* WHAT TO DO
Copy out each line that mentions the word "this".

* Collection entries
....................

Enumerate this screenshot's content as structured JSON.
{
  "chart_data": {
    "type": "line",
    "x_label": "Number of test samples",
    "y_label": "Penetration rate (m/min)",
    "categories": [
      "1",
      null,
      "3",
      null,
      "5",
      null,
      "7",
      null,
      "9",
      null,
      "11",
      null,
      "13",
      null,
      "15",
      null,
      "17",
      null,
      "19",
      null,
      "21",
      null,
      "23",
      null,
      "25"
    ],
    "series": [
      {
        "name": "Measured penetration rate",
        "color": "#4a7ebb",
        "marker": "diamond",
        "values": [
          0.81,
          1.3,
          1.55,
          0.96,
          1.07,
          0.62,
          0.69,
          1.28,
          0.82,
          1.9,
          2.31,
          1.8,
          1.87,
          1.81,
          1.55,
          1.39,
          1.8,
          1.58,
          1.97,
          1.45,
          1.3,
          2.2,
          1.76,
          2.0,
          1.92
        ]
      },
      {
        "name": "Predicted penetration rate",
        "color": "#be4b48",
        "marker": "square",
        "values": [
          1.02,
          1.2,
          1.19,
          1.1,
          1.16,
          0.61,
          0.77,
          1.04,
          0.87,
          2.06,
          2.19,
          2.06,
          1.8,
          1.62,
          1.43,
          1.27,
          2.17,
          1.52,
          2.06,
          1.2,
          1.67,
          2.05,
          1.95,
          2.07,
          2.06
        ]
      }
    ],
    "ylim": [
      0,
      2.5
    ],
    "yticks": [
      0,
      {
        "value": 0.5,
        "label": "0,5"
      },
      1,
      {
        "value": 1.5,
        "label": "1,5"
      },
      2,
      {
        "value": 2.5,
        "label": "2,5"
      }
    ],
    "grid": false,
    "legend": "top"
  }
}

....................

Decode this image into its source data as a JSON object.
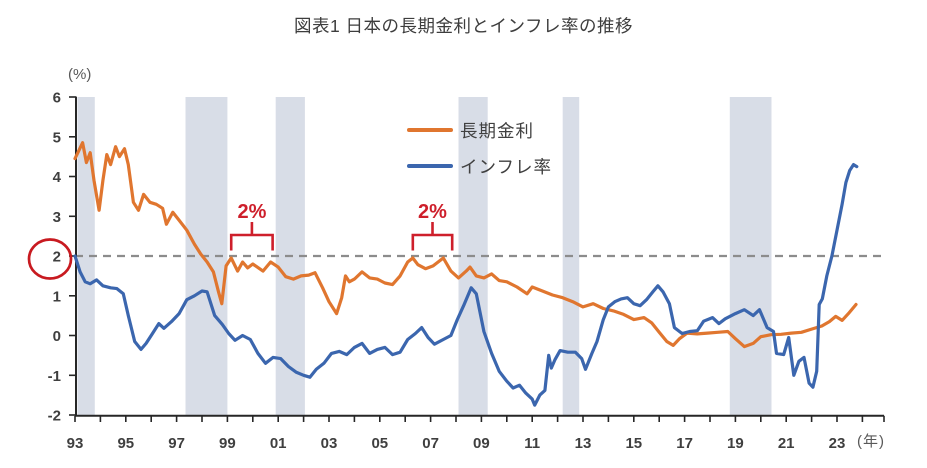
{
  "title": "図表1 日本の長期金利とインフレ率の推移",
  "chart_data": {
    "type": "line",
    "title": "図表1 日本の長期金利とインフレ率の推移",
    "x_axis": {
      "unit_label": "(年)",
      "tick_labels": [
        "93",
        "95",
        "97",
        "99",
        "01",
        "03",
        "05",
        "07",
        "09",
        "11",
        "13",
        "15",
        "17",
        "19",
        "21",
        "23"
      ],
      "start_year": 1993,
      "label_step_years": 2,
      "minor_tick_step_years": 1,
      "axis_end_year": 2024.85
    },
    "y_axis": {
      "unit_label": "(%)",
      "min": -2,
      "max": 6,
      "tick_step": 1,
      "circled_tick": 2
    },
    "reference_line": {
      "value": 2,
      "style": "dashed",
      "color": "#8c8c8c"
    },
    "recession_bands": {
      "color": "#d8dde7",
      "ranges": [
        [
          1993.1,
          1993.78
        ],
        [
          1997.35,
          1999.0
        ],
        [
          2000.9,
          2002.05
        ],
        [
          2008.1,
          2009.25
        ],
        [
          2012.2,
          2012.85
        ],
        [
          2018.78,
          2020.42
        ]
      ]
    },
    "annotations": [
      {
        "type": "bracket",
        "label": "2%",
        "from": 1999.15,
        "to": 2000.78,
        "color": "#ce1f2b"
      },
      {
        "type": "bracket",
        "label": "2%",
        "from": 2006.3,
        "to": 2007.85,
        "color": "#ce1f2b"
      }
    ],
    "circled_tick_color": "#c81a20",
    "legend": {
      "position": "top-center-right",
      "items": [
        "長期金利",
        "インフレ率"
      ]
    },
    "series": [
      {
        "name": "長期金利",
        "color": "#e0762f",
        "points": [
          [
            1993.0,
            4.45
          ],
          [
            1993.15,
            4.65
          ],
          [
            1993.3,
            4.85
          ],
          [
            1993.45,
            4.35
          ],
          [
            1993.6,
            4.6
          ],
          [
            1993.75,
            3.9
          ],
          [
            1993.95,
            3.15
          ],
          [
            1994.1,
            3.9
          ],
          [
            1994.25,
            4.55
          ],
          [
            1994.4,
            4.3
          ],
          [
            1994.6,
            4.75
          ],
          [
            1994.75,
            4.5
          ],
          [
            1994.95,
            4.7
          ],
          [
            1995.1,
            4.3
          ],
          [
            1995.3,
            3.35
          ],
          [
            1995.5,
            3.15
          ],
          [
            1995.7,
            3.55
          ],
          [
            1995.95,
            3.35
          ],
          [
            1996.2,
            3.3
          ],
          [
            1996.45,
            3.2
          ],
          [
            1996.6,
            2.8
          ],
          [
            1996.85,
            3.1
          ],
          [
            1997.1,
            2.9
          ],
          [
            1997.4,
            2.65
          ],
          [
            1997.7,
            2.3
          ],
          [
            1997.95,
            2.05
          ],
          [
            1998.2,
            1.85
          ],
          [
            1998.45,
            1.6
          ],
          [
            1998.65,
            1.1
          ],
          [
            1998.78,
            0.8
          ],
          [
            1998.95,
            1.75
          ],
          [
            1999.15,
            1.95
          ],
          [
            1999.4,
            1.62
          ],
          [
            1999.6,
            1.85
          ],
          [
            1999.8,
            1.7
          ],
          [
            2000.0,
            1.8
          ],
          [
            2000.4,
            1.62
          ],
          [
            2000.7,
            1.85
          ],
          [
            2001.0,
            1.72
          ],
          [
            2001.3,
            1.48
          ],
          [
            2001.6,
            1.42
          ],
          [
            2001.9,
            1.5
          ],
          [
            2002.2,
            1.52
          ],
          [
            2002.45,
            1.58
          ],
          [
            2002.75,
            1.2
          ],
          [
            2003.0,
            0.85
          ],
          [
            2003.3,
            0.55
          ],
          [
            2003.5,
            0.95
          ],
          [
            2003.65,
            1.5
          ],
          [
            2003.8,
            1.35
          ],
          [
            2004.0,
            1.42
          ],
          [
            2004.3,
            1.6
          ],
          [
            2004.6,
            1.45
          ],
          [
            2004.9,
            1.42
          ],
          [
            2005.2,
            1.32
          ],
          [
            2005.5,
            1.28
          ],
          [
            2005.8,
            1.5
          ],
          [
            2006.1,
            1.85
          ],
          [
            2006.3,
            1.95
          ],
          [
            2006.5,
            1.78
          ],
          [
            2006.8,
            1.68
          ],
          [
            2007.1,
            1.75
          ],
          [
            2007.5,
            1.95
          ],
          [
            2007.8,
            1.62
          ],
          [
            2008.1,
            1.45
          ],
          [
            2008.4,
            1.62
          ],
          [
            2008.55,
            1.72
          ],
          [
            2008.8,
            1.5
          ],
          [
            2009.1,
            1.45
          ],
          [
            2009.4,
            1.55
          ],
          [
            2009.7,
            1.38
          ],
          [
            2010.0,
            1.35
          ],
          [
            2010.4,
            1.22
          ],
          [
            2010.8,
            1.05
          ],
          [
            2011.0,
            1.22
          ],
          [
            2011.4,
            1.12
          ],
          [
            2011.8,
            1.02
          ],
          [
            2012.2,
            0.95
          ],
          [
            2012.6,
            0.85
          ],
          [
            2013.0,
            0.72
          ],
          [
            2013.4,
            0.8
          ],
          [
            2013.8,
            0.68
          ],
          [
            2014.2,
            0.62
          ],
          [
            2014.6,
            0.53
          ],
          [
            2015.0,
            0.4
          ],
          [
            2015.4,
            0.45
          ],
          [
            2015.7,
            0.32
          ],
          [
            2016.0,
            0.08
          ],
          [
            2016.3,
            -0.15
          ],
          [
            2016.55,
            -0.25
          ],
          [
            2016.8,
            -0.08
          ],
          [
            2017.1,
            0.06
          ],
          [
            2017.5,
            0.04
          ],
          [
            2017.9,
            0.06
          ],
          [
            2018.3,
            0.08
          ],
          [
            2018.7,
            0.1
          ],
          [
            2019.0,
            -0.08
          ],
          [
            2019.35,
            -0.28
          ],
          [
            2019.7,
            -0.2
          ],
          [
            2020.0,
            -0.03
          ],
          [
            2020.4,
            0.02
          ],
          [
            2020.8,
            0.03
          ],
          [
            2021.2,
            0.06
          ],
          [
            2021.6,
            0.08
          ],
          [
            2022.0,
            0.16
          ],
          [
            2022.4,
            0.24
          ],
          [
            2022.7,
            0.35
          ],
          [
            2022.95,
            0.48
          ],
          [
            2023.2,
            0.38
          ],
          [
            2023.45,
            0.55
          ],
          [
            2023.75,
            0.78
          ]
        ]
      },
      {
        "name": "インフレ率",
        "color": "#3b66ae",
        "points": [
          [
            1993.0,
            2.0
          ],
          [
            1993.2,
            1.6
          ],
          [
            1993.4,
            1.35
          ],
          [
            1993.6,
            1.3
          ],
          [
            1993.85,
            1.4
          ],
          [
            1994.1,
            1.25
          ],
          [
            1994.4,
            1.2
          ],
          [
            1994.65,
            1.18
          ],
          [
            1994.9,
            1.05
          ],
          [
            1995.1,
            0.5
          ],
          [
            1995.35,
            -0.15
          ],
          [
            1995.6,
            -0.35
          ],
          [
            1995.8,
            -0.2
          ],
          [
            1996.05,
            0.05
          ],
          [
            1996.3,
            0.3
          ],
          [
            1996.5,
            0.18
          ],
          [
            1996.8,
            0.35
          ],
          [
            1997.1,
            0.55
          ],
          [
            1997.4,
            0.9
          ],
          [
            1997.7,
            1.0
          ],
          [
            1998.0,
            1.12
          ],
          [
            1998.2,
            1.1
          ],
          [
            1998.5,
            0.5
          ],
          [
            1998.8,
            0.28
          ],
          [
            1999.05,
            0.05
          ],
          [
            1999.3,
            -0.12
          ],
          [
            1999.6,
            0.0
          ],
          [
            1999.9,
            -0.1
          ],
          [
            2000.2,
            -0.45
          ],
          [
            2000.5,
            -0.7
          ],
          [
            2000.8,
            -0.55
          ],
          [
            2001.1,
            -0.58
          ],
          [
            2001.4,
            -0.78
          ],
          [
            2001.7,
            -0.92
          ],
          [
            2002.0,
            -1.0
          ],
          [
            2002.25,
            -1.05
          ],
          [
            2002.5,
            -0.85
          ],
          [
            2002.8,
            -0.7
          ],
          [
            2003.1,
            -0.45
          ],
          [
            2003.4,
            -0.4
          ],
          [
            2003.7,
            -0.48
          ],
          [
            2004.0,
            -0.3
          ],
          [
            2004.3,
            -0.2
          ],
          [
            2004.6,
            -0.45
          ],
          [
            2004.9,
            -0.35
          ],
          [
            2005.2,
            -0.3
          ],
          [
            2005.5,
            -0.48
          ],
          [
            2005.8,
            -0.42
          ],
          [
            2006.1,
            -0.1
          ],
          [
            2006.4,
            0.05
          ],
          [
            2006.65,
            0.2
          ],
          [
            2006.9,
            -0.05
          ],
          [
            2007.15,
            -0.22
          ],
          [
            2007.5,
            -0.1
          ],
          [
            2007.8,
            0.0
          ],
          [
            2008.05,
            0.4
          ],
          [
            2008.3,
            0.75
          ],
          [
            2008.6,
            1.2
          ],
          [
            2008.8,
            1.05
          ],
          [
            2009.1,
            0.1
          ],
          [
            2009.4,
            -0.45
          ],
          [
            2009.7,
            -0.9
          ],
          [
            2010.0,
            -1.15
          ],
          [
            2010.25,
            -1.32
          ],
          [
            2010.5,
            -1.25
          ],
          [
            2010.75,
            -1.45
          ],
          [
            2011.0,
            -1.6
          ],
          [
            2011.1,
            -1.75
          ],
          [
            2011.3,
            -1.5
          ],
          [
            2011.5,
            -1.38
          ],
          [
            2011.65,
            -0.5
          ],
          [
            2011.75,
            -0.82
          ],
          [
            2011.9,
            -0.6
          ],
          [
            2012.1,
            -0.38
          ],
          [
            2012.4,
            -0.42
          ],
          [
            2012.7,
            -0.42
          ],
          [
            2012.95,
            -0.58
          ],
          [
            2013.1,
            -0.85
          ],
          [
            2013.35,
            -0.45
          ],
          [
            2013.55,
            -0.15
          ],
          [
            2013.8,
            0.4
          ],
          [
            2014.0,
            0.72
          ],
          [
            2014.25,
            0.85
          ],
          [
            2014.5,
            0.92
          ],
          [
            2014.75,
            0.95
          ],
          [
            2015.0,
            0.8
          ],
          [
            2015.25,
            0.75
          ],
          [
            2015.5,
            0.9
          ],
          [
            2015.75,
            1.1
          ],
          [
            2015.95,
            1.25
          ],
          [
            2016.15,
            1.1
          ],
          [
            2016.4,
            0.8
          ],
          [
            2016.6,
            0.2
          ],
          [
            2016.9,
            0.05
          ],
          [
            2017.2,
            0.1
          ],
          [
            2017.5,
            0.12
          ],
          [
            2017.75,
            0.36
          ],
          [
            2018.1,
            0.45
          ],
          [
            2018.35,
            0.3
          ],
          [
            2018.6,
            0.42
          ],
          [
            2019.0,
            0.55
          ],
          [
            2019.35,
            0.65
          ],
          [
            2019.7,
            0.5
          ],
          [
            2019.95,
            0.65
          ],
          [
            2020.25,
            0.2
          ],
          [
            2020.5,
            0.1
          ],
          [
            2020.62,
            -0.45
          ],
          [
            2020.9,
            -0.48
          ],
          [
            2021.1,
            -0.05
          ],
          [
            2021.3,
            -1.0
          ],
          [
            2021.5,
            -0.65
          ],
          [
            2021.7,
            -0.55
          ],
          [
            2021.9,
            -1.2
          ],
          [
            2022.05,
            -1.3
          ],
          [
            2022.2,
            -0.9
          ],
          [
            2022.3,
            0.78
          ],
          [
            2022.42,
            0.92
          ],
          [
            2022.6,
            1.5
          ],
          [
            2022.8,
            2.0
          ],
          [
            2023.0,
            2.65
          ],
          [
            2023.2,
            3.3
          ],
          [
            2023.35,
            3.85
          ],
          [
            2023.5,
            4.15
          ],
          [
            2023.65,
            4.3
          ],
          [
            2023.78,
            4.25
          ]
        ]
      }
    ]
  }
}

....................

* RESPONSE TO THE TASK
Enumerate this screenshot's content as structured JSON.
Decode this image into its source data as a JSON object.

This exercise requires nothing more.